>> Begin

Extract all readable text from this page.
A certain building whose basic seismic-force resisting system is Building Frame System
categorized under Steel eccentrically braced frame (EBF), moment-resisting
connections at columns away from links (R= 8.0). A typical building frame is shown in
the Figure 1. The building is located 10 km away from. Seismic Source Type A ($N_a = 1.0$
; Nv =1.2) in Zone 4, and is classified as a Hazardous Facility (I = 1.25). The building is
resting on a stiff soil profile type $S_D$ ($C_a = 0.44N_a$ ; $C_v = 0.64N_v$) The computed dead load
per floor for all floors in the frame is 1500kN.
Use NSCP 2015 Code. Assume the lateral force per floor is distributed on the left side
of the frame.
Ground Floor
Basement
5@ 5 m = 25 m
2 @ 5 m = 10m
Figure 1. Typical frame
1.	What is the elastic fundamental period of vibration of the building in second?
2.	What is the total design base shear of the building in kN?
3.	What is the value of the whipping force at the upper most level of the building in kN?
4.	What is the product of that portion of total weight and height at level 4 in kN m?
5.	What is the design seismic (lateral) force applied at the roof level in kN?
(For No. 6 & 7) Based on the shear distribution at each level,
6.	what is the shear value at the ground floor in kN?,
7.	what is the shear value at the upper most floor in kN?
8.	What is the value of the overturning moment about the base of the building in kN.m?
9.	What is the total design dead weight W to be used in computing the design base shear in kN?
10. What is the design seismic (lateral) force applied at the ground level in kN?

>> End

Recopy the whole listing exactly.

Extract all readable text from this page.
A certain building whose basic seismic-force resisting system is Building Frame System
categorized under Steel eccentrically braced frame (EBF), moment-resisting
connections at columns away from links (R= 8.0). A typical building frame is shown in
the Figure 1. The building is located 10 km away from. Seismic Source Type A ($N_a = 1.0$
; Nv =1.2) in Zone 4, and is classified as a Hazardous Facility (I = 1.25). The building is
resting on a stiff soil profile type $S_D$ ($C_a = 0.44N_a$ ; $C_v = 0.64N_v$) The computed dead load
per floor for all floors in the frame is 1500kN.
Use NSCP 2015 Code. Assume the lateral force per floor is distributed on the left side
of the frame.
Ground Floor
Basement
5@ 5 m = 25 m
2 @ 5 m = 10m
Figure 1. Typical frame
1.	What is the elastic fundamental period of vibration of the building in second?
2.	What is the total design base shear of the building in kN?
3.	What is the value of the whipping force at the upper most level of the building in kN?
4.	What is the product of that portion of total weight and height at level 4 in kN m?
5.	What is the design seismic (lateral) force applied at the roof level in kN?
(For No. 6 & 7) Based on the shear distribution at each level,
6.	what is the shear value at the ground floor in kN?,
7.	what is the shear value at the upper most floor in kN?
8.	What is the value of the overturning moment about the base of the building in kN.m?
9.	What is the total design dead weight W to be used in computing the design base shear in kN?
10. What is the design seismic (lateral) force applied at the ground level in kN?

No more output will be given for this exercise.